## Work to be completed
Swap every "scroll-up-icon" in the records for "scroll-top-icon" and give the lines back otherwise unchanged, leaving out the pictures.

## Data
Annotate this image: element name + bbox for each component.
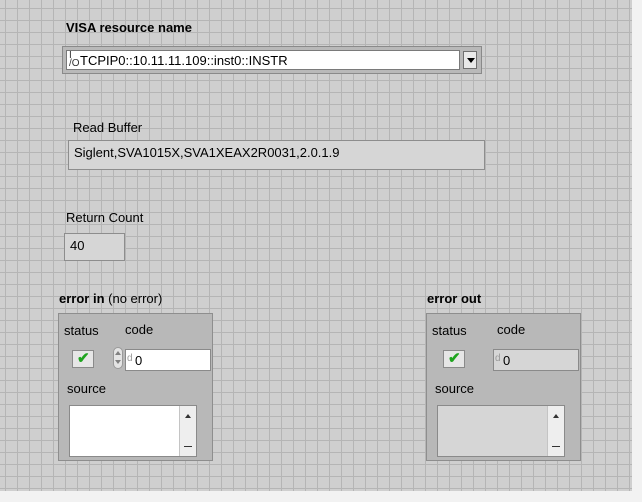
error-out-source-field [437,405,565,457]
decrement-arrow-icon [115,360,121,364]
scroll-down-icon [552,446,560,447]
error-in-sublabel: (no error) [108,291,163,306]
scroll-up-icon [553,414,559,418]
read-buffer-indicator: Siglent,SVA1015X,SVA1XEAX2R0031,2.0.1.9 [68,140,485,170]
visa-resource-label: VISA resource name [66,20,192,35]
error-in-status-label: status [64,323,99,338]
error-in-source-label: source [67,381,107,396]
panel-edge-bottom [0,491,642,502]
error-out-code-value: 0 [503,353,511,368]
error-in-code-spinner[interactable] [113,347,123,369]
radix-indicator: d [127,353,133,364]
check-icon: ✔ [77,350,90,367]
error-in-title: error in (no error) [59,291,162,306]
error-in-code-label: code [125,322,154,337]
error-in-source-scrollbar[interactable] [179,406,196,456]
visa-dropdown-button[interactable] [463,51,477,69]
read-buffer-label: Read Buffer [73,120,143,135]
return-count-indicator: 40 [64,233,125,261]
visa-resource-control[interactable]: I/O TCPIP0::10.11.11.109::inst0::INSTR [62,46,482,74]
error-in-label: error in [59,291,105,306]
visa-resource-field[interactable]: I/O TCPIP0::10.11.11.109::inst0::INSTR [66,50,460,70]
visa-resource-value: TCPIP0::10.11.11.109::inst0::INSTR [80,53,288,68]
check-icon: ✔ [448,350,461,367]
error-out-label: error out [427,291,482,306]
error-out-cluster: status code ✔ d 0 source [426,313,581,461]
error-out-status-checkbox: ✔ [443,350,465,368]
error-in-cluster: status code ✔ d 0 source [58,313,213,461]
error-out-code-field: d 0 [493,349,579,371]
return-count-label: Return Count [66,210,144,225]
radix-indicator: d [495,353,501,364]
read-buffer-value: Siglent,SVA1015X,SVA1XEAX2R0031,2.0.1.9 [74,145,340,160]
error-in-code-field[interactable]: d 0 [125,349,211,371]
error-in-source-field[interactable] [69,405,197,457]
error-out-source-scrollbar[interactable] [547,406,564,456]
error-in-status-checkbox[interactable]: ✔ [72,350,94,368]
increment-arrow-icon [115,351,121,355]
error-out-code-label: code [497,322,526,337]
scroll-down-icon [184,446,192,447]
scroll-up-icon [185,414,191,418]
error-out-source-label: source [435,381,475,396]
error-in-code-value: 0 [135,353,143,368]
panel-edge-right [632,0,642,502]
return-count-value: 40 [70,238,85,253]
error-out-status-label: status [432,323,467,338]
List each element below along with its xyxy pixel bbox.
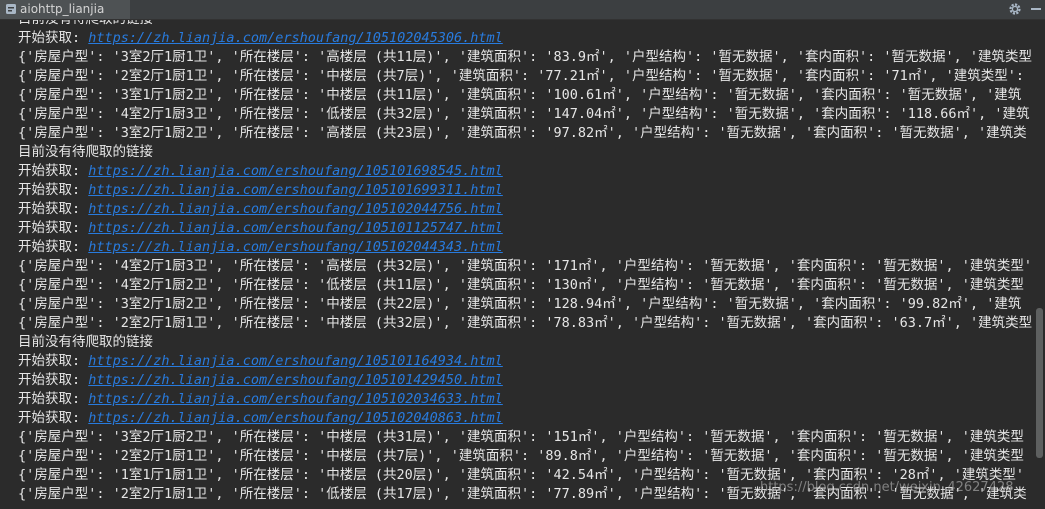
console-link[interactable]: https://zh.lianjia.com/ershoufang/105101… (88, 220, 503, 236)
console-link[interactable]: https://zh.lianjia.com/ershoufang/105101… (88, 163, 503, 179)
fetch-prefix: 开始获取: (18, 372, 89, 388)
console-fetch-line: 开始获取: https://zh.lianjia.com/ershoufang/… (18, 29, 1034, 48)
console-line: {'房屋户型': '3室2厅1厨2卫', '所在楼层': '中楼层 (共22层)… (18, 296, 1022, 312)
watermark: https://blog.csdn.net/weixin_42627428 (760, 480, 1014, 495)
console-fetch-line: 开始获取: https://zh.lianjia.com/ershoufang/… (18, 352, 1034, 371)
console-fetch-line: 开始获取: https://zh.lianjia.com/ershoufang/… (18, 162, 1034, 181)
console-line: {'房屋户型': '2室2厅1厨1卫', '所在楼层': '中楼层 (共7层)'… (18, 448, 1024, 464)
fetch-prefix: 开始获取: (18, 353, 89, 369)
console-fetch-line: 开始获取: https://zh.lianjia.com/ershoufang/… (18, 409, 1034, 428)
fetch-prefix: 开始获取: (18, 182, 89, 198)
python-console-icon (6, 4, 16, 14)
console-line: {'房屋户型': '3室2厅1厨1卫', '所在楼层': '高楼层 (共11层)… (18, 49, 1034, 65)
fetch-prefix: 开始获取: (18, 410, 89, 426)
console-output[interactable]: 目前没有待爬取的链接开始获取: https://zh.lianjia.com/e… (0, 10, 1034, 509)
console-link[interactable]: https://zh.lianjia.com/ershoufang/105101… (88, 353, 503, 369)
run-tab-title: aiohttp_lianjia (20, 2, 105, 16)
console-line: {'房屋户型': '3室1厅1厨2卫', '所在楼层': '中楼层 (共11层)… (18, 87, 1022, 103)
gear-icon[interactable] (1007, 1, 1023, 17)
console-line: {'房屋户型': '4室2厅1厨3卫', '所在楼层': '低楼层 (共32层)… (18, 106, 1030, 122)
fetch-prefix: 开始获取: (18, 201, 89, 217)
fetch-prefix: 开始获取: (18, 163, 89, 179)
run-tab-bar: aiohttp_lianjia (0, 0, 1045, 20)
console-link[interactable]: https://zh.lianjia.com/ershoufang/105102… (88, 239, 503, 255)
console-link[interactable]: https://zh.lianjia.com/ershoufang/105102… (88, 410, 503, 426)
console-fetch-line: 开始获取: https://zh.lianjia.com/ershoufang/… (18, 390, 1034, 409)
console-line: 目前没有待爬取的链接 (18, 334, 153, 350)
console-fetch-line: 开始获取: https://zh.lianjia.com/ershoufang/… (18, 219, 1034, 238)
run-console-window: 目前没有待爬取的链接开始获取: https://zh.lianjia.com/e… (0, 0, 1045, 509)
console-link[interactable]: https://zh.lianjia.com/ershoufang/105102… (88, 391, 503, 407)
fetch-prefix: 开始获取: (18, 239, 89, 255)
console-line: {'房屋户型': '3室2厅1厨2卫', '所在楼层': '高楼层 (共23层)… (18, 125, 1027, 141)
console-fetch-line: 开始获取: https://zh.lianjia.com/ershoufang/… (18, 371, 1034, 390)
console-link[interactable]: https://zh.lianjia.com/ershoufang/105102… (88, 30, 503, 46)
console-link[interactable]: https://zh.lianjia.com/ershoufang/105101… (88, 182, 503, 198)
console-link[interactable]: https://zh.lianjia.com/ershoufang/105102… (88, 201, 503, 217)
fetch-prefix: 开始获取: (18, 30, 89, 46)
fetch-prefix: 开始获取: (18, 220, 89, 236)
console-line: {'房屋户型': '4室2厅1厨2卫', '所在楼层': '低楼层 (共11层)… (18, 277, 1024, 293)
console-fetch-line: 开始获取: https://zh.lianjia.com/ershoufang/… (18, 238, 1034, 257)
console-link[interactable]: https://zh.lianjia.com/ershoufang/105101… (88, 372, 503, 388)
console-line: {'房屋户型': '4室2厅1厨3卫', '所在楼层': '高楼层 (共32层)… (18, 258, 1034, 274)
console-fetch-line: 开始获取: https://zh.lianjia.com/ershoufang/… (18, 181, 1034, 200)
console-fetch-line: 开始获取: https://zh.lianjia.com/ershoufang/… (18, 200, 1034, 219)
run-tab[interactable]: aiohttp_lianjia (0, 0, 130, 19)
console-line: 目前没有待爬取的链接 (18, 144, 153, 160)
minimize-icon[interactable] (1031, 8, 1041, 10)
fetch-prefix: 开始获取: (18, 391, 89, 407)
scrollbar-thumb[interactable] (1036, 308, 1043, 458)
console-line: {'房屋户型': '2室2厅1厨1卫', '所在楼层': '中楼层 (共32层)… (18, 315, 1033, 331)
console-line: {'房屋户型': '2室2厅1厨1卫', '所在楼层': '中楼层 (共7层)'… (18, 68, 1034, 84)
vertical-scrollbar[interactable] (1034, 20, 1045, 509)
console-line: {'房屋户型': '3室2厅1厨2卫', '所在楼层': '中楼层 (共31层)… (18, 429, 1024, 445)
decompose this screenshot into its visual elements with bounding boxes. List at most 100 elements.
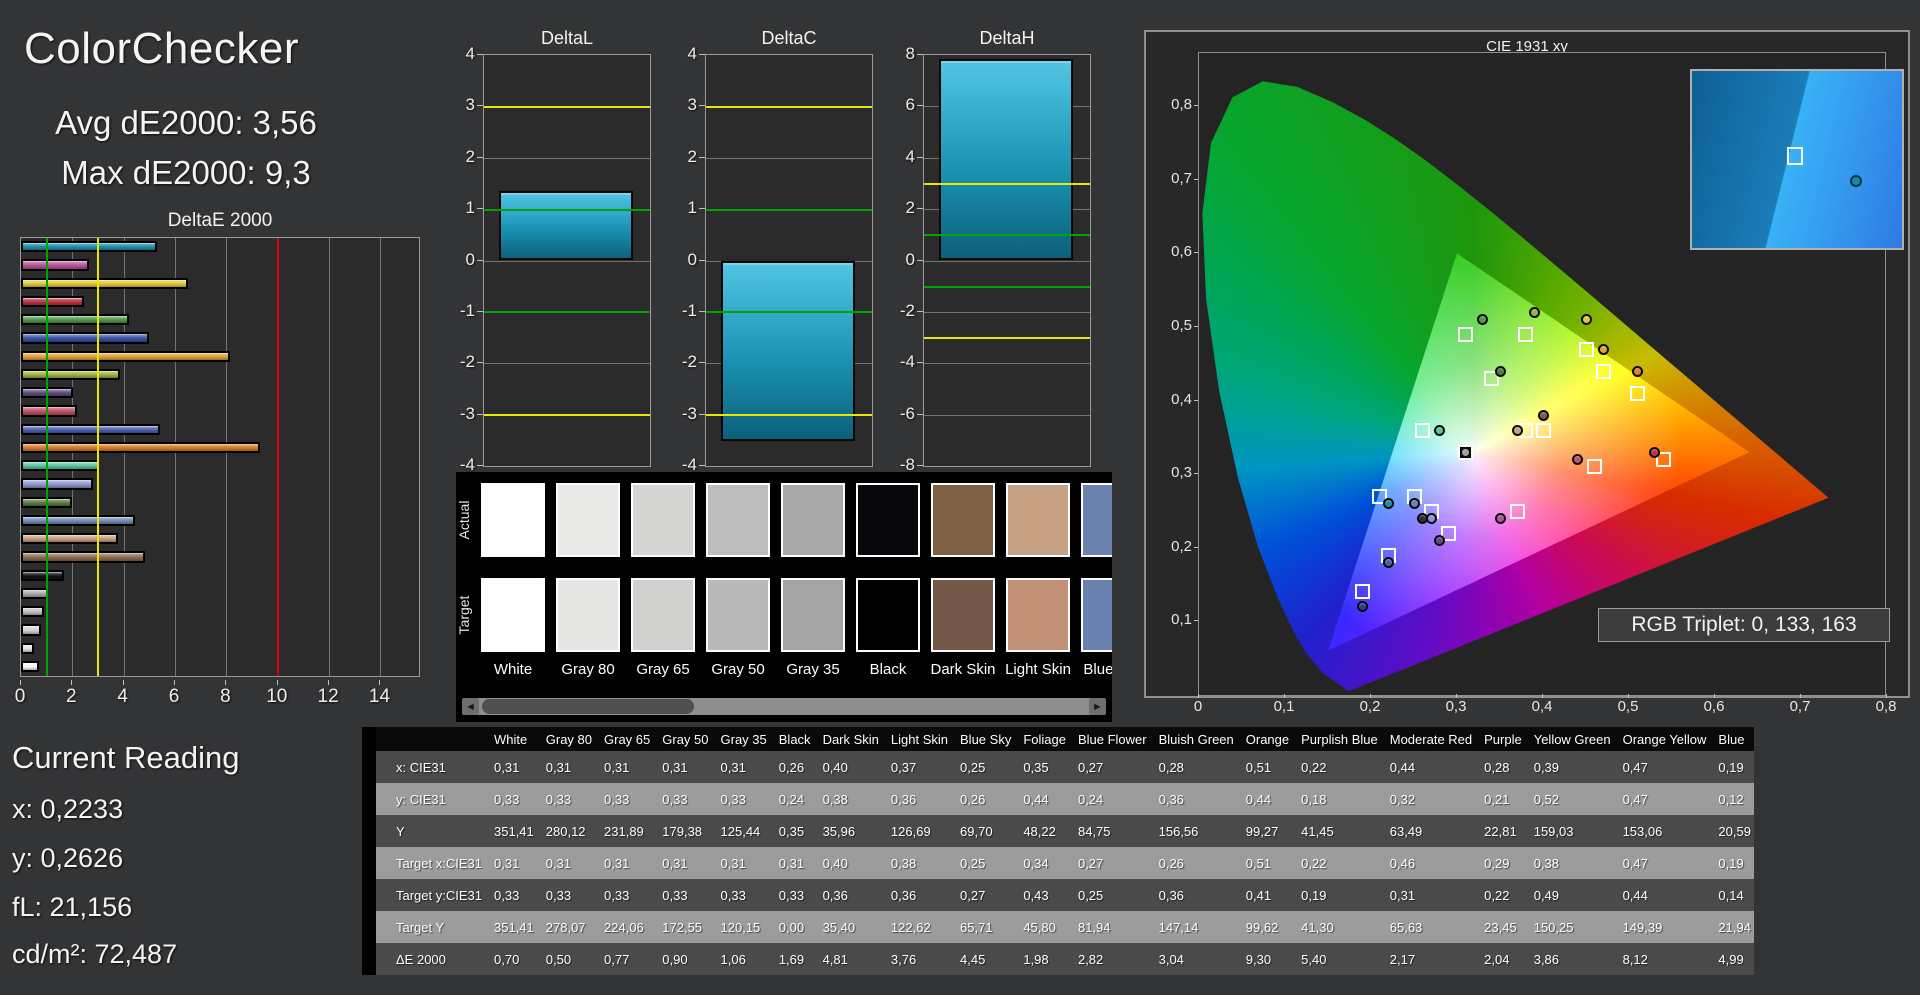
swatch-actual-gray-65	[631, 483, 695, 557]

## Worked answer
Annotate this image: element name + bbox for each component.
error-out-source-field [437,405,565,457]
decrement-arrow-icon [115,360,121,364]
scroll-down-icon [552,446,560,447]
error-in-sublabel: (no error) [108,291,163,306]
scroll-top-icon [553,414,559,418]
read-buffer-indicator: Siglent,SVA1015X,SVA1XEAX2R0031,2.0.1.9 [68,140,485,170]
visa-resource-label: VISA resource name [66,20,192,35]
error-in-status-label: status [64,323,99,338]
error-in-source-label: source [67,381,107,396]
panel-edge-bottom [0,491,642,502]
error-out-code-value: 0 [503,353,511,368]
error-in-code-spinner[interactable] [113,347,123,369]
radix-indicator: d [127,353,133,364]
check-icon: ✔ [77,350,90,367]
error-in-title: error in (no error) [59,291,162,306]
error-in-code-label: code [125,322,154,337]
error-in-source-scrollbar[interactable] [179,406,196,456]
visa-dropdown-button[interactable] [463,51,477,69]
read-buffer-label: Read Buffer [73,120,143,135]
return-count-indicator: 40 [64,233,125,261]
visa-resource-control[interactable]: I/O TCPIP0::10.11.11.109::inst0::INSTR [62,46,482,74]
error-in-label: error in [59,291,105,306]
visa-resource-field[interactable]: I/O TCPIP0::10.11.11.109::inst0::INSTR [66,50,460,70]
visa-resource-value: TCPIP0::10.11.11.109::inst0::INSTR [80,53,288,68]
check-icon: ✔ [448,350,461,367]
error-out-label: error out [427,291,482,306]
error-out-cluster: status code ✔ d 0 source [426,313,581,461]
error-out-status-checkbox: ✔ [443,350,465,368]
error-in-cluster: status code ✔ d 0 source [58,313,213,461]
error-out-code-field: d 0 [493,349,579,371]
return-count-label: Return Count [66,210,144,225]
radix-indicator: d [495,353,501,364]
read-buffer-value: Siglent,SVA1015X,SVA1XEAX2R0031,2.0.1.9 [74,145,340,160]
error-in-code-field[interactable]: d 0 [125,349,211,371]
error-in-source-field[interactable] [69,405,197,457]
error-out-source-scrollbar[interactable] [547,406,564,456]
error-in-status-checkbox[interactable]: ✔ [72,350,94,368]
increment-arrow-icon [115,351,121,355]
error-out-code-label: code [497,322,526,337]
scroll-down-icon [184,446,192,447]
scroll-top-icon [185,414,191,418]
error-out-source-label: source [435,381,475,396]
error-in-code-value: 0 [135,353,143,368]
panel-edge-right [632,0,642,502]
return-count-value: 40 [70,238,85,253]
error-out-status-label: status [432,323,467,338]
List each element below along with its xyxy pixel bbox.
console-link[interactable]: https://zh.lianjia.com/ershoufang/105101… (88, 220, 503, 236)
console-link[interactable]: https://zh.lianjia.com/ershoufang/105101… (88, 163, 503, 179)
fetch-prefix: 开始获取: (18, 372, 89, 388)
console-fetch-line: 开始获取: https://zh.lianjia.com/ershoufang/… (18, 29, 1034, 48)
console-line: {'房屋户型': '3室2厅1厨2卫', '所在楼层': '中楼层 (共22层)… (18, 296, 1022, 312)
watermark: https://blog.csdn.net/weixin_42627428 (760, 480, 1014, 495)
console-fetch-line: 开始获取: https://zh.lianjia.com/ershoufang/… (18, 352, 1034, 371)
console-fetch-line: 开始获取: https://zh.lianjia.com/ershoufang/… (18, 162, 1034, 181)
console-line: {'房屋户型': '2室2厅1厨1卫', '所在楼层': '中楼层 (共7层)'… (18, 448, 1024, 464)
fetch-prefix: 开始获取: (18, 353, 89, 369)
console-fetch-line: 开始获取: https://zh.lianjia.com/ershoufang/… (18, 409, 1034, 428)
fetch-prefix: 开始获取: (18, 182, 89, 198)
python-console-icon (6, 4, 16, 14)
console-line: {'房屋户型': '3室2厅1厨1卫', '所在楼层': '高楼层 (共11层)… (18, 49, 1034, 65)
fetch-prefix: 开始获取: (18, 410, 89, 426)
console-output[interactable]: 目前没有待爬取的链接开始获取: https://zh.lianjia.com/e… (0, 10, 1034, 509)
console-link[interactable]: https://zh.lianjia.com/ershoufang/105101… (88, 353, 503, 369)
run-tab-title: aiohttp_lianjia (20, 2, 105, 16)
console-line: {'房屋户型': '3室1厅1厨2卫', '所在楼层': '中楼层 (共11层)… (18, 87, 1022, 103)
gear-icon[interactable] (1007, 1, 1023, 17)
console-line: {'房屋户型': '4室2厅1厨3卫', '所在楼层': '低楼层 (共32层)… (18, 106, 1030, 122)
fetch-prefix: 开始获取: (18, 201, 89, 217)
fetch-prefix: 开始获取: (18, 163, 89, 179)
run-tab-bar: aiohttp_lianjia (0, 0, 1045, 20)
console-link[interactable]: https://zh.lianjia.com/ershoufang/105102… (88, 239, 503, 255)
console-link[interactable]: https://zh.lianjia.com/ershoufang/105102… (88, 410, 503, 426)
console-fetch-line: 开始获取: https://zh.lianjia.com/ershoufang/… (18, 390, 1034, 409)
console-line: 目前没有待爬取的链接 (18, 334, 153, 350)
console-fetch-line: 开始获取: https://zh.lianjia.com/ershoufang/… (18, 219, 1034, 238)
run-console-window: 目前没有待爬取的链接开始获取: https://zh.lianjia.com/e… (0, 0, 1045, 509)
console-link[interactable]: https://zh.lianjia.com/ershoufang/105102… (88, 391, 503, 407)
fetch-prefix: 开始获取: (18, 239, 89, 255)
console-line: {'房屋户型': '3室2厅1厨2卫', '所在楼层': '高楼层 (共23层)… (18, 125, 1027, 141)
console-fetch-line: 开始获取: https://zh.lianjia.com/ershoufang/… (18, 371, 1034, 390)
console-link[interactable]: https://zh.lianjia.com/ershoufang/105102… (88, 30, 503, 46)
console-link[interactable]: https://zh.lianjia.com/ershoufang/105101… (88, 182, 503, 198)
console-link[interactable]: https://zh.lianjia.com/ershoufang/105102… (88, 201, 503, 217)
fetch-prefix: 开始获取: (18, 30, 89, 46)
fetch-prefix: 开始获取: (18, 220, 89, 236)
console-line: {'房屋户型': '4室2厅1厨2卫', '所在楼层': '低楼层 (共11层)… (18, 277, 1024, 293)
console-fetch-line: 开始获取: https://zh.lianjia.com/ershoufang/… (18, 238, 1034, 257)
console-link[interactable]: https://zh.lianjia.com/ershoufang/105101… (88, 372, 503, 388)
console-line: {'房屋户型': '4室2厅1厨3卫', '所在楼层': '高楼层 (共32层)… (18, 258, 1034, 274)
console-fetch-line: 开始获取: https://zh.lianjia.com/ershoufang/… (18, 181, 1034, 200)
console-fetch-line: 开始获取: https://zh.lianjia.com/ershoufang/… (18, 200, 1034, 219)
run-tab[interactable]: aiohttp_lianjia (0, 0, 130, 19)
console-line: 目前没有待爬取的链接 (18, 144, 153, 160)
minimize-icon[interactable] (1031, 8, 1041, 10)
fetch-prefix: 开始获取: (18, 391, 89, 407)
scrollbar-thumb[interactable] (1036, 308, 1043, 458)
console-line: {'房屋户型': '2室2厅1厨1卫', '所在楼层': '中楼层 (共32层)… (18, 315, 1033, 331)
console-line: {'房屋户型': '2室2厅1厨1卫', '所在楼层': '中楼层 (共7层)'… (18, 68, 1034, 84)
vertical-scrollbar[interactable] (1034, 20, 1045, 509)
console-line: {'房屋户型': '3室2厅1厨2卫', '所在楼层': '中楼层 (共31层)… (18, 429, 1024, 445)
decompose this screenshot into its visual elements with bounding boxes. List at most 100 elements.
swatch-actual-gray-65	[631, 483, 695, 557]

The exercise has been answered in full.